— Start The input —
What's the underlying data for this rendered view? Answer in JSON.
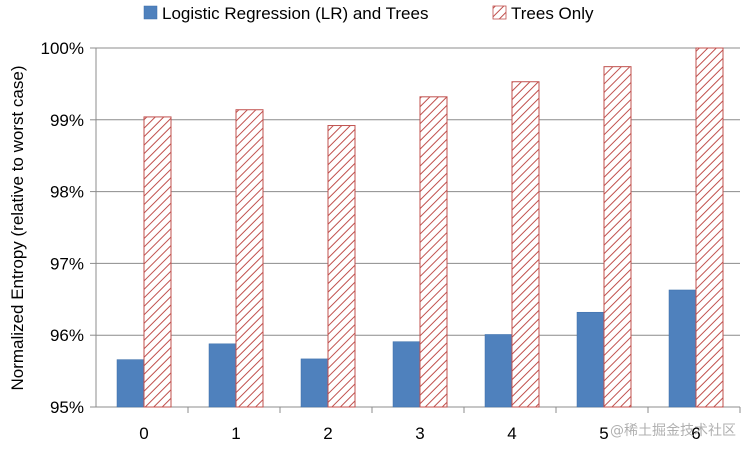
{
  "chart_data": {
    "type": "bar",
    "title": "",
    "xlabel": "",
    "ylabel": "Normalized Entropy (relative to worst case)",
    "categories": [
      "0",
      "1",
      "2",
      "3",
      "4",
      "5",
      "6"
    ],
    "series": [
      {
        "name": "Logistic Regression (LR) and Trees",
        "values": [
          95.66,
          95.88,
          95.67,
          95.91,
          96.01,
          96.32,
          96.63
        ],
        "color": "#4f81bd",
        "pattern": "solid"
      },
      {
        "name": "Trees Only",
        "values": [
          99.04,
          99.14,
          98.92,
          99.32,
          99.53,
          99.74,
          100.0
        ],
        "color": "#c0504d",
        "pattern": "diagonal-hatch"
      }
    ],
    "ylim": [
      95,
      100
    ],
    "yticks": [
      "95%",
      "96%",
      "97%",
      "98%",
      "99%",
      "100%"
    ],
    "grid": true,
    "legend_position": "top"
  },
  "watermark": "@稀土掘金技术社区"
}
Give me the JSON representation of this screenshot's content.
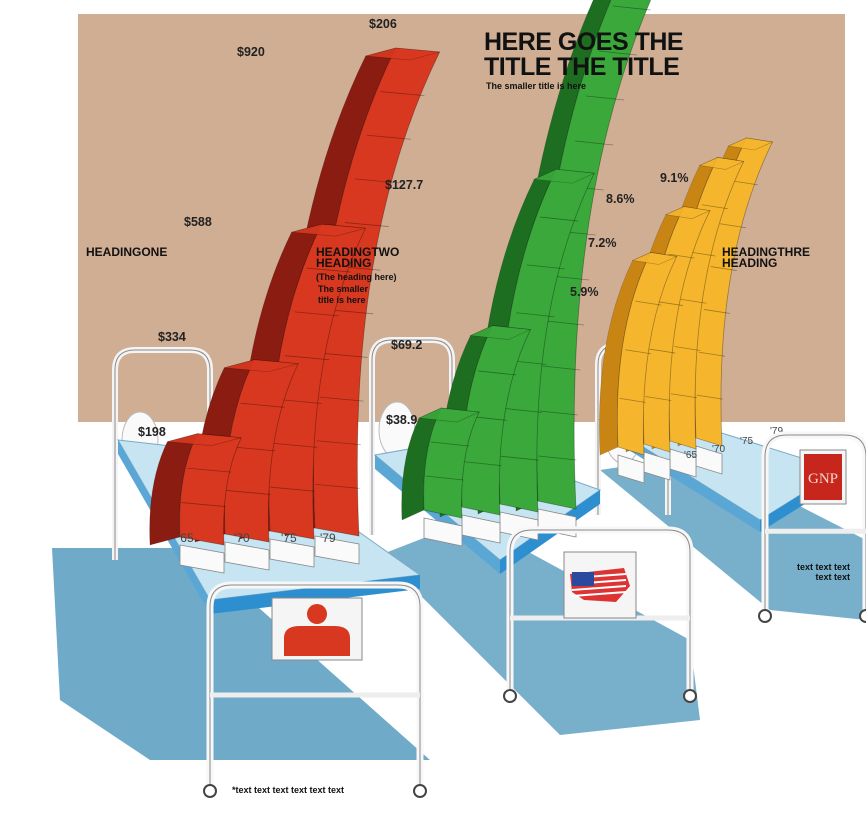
{
  "title": "HERE GOES THE TITLE THE TITLE",
  "subtitle": "The smaller title is here",
  "colors": {
    "wall": "#cfae94",
    "red": "#d8381f",
    "red_dark": "#8a1c12",
    "green": "#3aa83a",
    "green_dark": "#1e6e22",
    "yellow": "#f5b62e",
    "yellow_dark": "#c98514",
    "mattress": "#c7e4f2",
    "sheet_edge": "#2d8fd0",
    "shadow": "#3f8fb7"
  },
  "chart_data": [
    {
      "type": "bar",
      "heading": "HEADINGONE",
      "categories": [
        "'65",
        "'70",
        "'75",
        "'79"
      ],
      "values": [
        198,
        334,
        588,
        920
      ],
      "value_labels": [
        "$198",
        "$334",
        "$588",
        "$920"
      ],
      "bed_icon": "person-icon"
    },
    {
      "type": "bar",
      "heading": "HEADINGTWO HEADING",
      "heading_note_1": "(The heading here)",
      "heading_note_2": "The smaller title is here",
      "categories": [
        "'65",
        "'70",
        "'75",
        "'79"
      ],
      "values": [
        38.9,
        69.2,
        127.7,
        206
      ],
      "value_labels": [
        "$38.9",
        "$69.2",
        "$127.7",
        "$206"
      ],
      "bed_icon": "usa-flag-map-icon"
    },
    {
      "type": "bar",
      "heading": "HEADINGTHRE HEADING",
      "categories": [
        "'65",
        "'70",
        "'75",
        "'79"
      ],
      "values": [
        5.9,
        7.2,
        8.6,
        9.1
      ],
      "value_labels": [
        "5.9%",
        "7.2%",
        "8.6%",
        "9.1%"
      ],
      "bed_sign": "GNP"
    }
  ],
  "footnote_left": "*text text text text text text",
  "footnote_right": "text text text text text"
}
— End The input —
Task to complete:
Show each line of the data that contains the string "icon".

Completed exercise:
      "bed_icon": "person-icon"
      "bed_icon": "usa-flag-map-icon"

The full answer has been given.